--- Short problem ---
Edit the records beginning at the line that has "day-info: Sunrise: 7:20" and stopping after the line that has "day-info: Sunrise: 7:33": replace "day-number" with "date-label" and leave everything else unchanged. Return only those lines.

Start Given entries

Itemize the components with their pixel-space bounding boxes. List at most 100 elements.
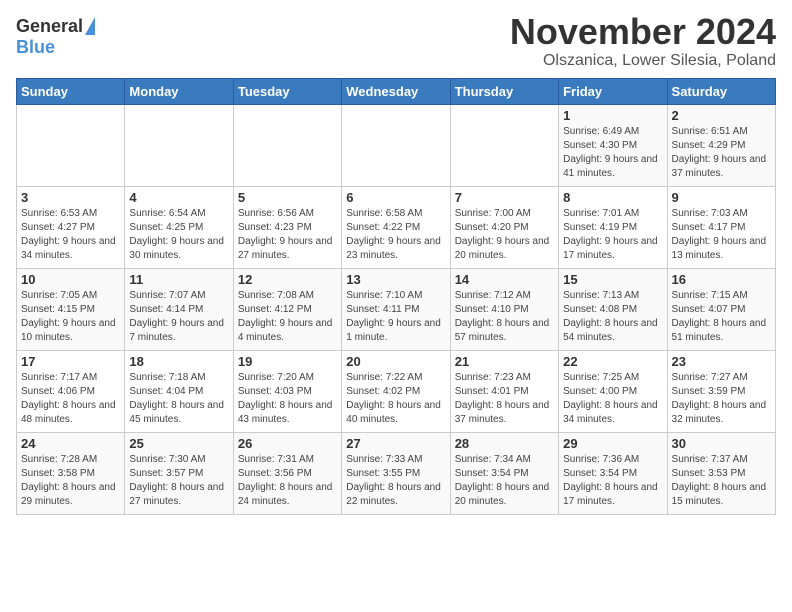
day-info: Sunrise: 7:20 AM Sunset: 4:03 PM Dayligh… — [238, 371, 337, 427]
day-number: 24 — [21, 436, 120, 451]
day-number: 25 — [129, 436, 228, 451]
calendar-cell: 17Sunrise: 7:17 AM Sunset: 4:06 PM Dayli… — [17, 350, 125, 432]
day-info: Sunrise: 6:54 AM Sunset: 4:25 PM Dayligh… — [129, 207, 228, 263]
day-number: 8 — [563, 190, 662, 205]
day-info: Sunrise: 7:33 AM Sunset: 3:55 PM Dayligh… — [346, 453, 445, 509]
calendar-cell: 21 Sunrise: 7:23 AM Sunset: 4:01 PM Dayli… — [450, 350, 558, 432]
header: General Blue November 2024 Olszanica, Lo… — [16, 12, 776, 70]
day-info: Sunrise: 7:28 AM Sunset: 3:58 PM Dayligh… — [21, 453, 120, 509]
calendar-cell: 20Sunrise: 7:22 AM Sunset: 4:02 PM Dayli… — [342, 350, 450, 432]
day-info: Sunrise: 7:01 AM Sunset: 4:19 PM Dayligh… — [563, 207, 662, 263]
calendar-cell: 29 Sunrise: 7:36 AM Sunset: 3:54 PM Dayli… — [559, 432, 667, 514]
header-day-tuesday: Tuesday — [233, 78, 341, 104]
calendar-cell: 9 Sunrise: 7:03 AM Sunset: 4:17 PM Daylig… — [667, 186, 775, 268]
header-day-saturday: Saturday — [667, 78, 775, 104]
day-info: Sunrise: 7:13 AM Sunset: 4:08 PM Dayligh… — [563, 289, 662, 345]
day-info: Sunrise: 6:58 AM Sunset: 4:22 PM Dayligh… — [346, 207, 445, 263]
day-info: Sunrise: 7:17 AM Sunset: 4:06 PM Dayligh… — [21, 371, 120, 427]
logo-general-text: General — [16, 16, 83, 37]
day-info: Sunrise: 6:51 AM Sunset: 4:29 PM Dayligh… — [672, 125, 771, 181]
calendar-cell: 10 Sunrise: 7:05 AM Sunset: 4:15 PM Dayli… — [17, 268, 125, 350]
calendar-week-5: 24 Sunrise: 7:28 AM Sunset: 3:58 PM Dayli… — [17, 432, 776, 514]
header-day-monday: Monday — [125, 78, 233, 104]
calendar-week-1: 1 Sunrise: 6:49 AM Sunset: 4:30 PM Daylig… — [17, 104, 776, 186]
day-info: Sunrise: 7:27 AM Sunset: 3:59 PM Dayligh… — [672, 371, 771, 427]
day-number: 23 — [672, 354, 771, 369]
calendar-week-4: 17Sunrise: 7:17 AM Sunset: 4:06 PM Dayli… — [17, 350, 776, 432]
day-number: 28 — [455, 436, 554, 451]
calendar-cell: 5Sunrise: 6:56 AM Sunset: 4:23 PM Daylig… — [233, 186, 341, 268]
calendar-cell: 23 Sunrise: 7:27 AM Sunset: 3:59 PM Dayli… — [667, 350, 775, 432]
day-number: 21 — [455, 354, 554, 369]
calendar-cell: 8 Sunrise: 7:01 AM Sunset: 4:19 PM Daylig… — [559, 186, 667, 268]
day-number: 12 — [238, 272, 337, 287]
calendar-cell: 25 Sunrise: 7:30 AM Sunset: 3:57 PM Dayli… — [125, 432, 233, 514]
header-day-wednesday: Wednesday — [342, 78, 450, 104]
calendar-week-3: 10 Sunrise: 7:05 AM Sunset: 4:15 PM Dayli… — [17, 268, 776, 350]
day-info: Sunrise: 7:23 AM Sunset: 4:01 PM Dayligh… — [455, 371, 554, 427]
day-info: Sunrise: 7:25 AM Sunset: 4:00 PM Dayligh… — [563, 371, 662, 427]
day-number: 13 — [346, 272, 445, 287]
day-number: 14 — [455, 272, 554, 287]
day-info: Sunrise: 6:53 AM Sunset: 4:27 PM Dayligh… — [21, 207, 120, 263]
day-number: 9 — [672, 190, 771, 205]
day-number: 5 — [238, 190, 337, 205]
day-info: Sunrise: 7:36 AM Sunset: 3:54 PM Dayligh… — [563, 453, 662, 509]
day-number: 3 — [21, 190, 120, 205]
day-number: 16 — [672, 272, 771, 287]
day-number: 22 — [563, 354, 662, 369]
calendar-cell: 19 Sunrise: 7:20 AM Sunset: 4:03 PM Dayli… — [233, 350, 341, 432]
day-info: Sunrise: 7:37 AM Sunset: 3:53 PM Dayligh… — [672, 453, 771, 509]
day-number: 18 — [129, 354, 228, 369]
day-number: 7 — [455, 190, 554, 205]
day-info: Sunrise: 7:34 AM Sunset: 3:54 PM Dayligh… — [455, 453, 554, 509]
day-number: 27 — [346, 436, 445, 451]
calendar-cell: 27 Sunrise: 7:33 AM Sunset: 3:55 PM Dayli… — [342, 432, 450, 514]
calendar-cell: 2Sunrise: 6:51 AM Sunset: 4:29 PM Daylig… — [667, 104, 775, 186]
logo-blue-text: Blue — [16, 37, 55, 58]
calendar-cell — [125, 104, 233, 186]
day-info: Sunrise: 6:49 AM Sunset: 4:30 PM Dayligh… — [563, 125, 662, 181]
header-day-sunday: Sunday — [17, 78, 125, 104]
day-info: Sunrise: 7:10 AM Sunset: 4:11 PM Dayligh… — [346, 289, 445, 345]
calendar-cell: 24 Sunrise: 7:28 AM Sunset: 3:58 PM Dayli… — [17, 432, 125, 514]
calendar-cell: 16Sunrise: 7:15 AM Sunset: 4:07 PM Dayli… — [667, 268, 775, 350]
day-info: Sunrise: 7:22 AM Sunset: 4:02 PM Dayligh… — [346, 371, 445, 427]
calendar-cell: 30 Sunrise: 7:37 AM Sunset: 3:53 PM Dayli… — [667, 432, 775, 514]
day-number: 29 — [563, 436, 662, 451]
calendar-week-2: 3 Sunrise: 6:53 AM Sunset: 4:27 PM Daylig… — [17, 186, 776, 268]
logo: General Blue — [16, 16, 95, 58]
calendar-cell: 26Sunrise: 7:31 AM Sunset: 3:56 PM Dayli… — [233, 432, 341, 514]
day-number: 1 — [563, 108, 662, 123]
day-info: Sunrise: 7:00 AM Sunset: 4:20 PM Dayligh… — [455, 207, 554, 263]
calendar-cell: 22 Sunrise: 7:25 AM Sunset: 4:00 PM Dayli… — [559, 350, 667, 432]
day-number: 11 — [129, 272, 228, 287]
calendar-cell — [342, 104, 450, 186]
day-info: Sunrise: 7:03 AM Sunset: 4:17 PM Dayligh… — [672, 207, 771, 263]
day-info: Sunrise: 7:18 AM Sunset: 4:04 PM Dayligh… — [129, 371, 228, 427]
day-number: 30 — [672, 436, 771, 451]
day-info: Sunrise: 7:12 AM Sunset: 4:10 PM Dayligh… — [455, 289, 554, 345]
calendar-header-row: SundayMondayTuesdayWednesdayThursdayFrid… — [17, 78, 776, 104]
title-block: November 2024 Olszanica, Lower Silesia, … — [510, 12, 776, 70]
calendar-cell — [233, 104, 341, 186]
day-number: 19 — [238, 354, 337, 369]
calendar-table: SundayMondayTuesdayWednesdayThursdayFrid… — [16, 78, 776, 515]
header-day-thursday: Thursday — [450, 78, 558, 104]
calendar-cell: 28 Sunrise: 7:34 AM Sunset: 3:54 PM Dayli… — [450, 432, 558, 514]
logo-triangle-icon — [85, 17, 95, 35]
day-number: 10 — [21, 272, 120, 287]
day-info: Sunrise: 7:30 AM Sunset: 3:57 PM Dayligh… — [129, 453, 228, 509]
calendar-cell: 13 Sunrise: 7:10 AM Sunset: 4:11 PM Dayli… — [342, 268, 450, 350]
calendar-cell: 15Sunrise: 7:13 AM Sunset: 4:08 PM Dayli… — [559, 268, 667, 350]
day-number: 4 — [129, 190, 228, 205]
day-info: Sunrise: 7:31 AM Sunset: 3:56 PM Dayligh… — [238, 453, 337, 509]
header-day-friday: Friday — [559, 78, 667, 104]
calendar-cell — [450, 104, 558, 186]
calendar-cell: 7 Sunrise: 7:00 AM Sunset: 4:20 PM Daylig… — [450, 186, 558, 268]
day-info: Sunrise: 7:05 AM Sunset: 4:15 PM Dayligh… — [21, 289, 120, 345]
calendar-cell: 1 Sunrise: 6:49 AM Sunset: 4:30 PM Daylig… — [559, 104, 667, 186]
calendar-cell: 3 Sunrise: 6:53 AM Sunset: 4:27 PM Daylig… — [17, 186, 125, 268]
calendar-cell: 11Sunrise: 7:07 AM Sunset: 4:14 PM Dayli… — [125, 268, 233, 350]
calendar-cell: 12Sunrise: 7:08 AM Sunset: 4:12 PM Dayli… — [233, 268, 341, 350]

End Given entries
Start Given entries

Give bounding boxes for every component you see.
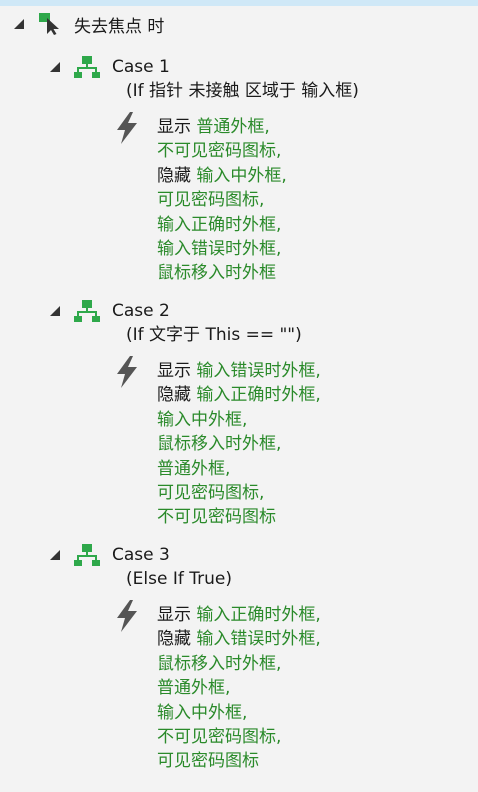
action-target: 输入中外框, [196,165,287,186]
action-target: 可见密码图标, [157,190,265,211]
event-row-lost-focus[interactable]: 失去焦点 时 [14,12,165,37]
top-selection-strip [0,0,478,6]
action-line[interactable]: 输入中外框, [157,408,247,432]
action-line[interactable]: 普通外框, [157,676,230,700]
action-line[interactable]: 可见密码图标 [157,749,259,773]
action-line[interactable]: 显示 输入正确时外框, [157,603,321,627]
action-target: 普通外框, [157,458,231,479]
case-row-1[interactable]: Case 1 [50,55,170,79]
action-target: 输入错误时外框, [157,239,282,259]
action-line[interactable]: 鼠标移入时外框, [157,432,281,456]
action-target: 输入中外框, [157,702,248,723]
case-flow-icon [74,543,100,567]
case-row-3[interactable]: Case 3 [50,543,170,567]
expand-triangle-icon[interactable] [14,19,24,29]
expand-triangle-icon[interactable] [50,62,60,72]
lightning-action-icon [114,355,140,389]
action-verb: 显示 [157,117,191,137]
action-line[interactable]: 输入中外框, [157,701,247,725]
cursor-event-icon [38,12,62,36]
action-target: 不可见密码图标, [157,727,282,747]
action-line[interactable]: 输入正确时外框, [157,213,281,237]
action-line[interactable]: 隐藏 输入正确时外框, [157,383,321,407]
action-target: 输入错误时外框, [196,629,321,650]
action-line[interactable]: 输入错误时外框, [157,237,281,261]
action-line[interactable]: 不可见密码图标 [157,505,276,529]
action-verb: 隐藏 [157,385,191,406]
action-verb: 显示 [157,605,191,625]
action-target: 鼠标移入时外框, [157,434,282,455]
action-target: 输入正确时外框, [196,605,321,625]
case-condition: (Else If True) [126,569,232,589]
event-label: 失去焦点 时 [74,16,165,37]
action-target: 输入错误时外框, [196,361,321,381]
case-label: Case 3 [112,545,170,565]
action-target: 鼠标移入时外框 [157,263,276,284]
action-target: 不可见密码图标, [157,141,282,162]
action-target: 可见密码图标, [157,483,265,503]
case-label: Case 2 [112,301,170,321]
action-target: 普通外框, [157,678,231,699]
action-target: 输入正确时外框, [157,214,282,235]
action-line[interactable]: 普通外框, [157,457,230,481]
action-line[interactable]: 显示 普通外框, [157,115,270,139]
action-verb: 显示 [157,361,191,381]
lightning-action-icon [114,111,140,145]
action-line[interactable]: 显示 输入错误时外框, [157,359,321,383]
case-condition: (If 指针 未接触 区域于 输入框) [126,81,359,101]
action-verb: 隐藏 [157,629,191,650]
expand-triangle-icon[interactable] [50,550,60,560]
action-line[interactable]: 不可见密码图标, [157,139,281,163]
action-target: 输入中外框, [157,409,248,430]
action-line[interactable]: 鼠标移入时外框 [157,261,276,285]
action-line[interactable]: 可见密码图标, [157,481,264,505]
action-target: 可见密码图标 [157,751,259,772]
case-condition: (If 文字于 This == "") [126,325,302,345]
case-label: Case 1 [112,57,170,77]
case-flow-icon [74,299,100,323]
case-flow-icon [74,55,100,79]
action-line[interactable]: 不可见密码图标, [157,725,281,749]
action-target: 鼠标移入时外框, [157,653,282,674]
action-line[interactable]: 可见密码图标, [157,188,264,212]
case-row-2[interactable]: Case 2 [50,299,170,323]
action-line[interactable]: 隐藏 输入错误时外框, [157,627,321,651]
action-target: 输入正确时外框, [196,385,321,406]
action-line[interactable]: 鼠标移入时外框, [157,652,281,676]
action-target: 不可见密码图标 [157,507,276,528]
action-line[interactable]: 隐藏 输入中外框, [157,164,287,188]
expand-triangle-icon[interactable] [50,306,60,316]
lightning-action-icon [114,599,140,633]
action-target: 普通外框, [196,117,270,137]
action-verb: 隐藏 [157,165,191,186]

End Given entries

--- Output for this task ---
day-info: Sunrise: 7:20 AM Sunset: 4:03 PM Dayligh… — [238, 371, 337, 427]
date-label: 24 — [21, 436, 120, 451]
date-label: 25 — [129, 436, 228, 451]
calendar-cell: 17Sunrise: 7:17 AM Sunset: 4:06 PM Dayli… — [17, 350, 125, 432]
day-info: Sunrise: 6:54 AM Sunset: 4:25 PM Dayligh… — [129, 207, 228, 263]
date-label: 8 — [563, 190, 662, 205]
day-info: Sunrise: 7:33 AM Sunset: 3:55 PM Dayligh… — [346, 453, 445, 509]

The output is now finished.